- Items
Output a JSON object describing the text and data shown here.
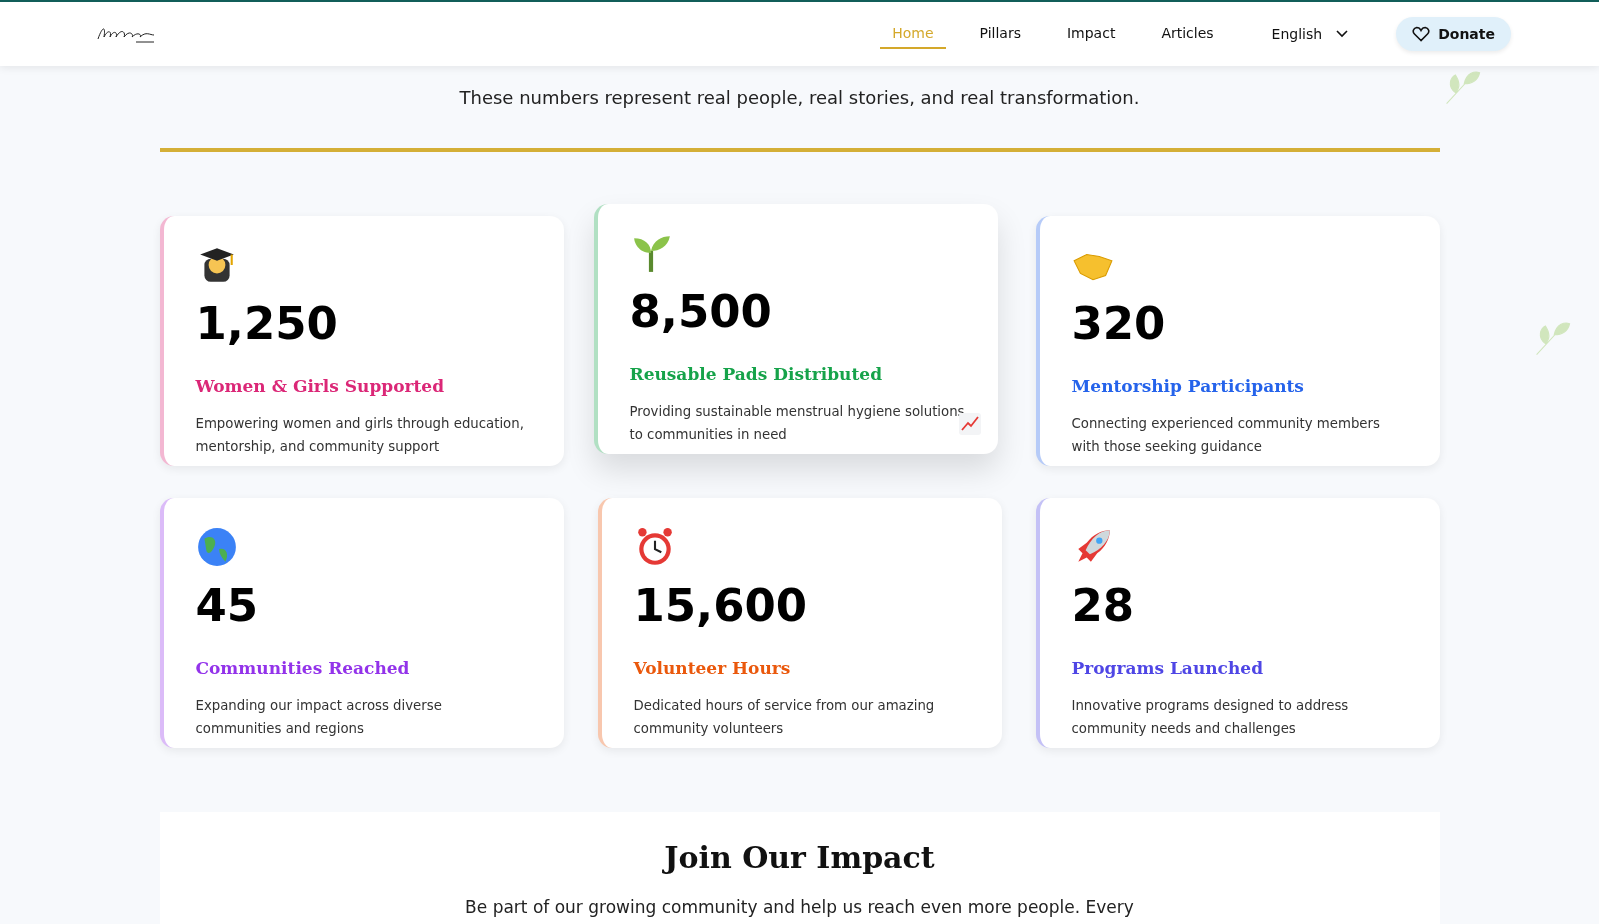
{
  "nav": {
    "items": [
      {
        "label": "Home",
        "selected": true
      },
      {
        "label": "Pillars",
        "selected": false
      },
      {
        "label": "Impact",
        "selected": false
      },
      {
        "label": "Articles",
        "selected": false
      }
    ],
    "language": "English",
    "donate": "Donate"
  },
  "intro": [
    "These numbers represent real people, real stories, and real transformation."
  ],
  "stats": [
    {
      "value": "1,250",
      "title": "Women & Girls Supported",
      "description": "Empowering women and girls through education, mentorship, and community support",
      "color": "#db2777",
      "raised": false
    },
    {
      "value": "8,500",
      "title": "Reusable Pads Distributed",
      "description": "Providing sustainable menstrual hygiene solutions to communities in need",
      "color": "#16a34a",
      "raised": true
    },
    {
      "value": "320",
      "title": "Mentorship Participants",
      "description": "Connecting experienced community members with those seeking guidance",
      "color": "#2563eb",
      "raised": false
    },
    {
      "value": "45",
      "title": "Communities Reached",
      "description": "Expanding our impact across diverse communities and regions",
      "color": "#9333ea",
      "raised": false
    },
    {
      "value": "15,600",
      "title": "Volunteer Hours",
      "description": "Dedicated hours of service from our amazing community volunteers",
      "color": "#ea580c",
      "raised": false
    },
    {
      "value": "28",
      "title": "Programs Launched",
      "description": "Innovative programs designed to address community needs and challenges",
      "color": "#4f46e5",
      "raised": false
    }
  ],
  "join": {
    "title": "Join Our Impact",
    "text": "Be part of our growing community and help us reach even more people. Every"
  }
}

- Given request
From the material, report only how many lines include the word "color".

- Problem solution
6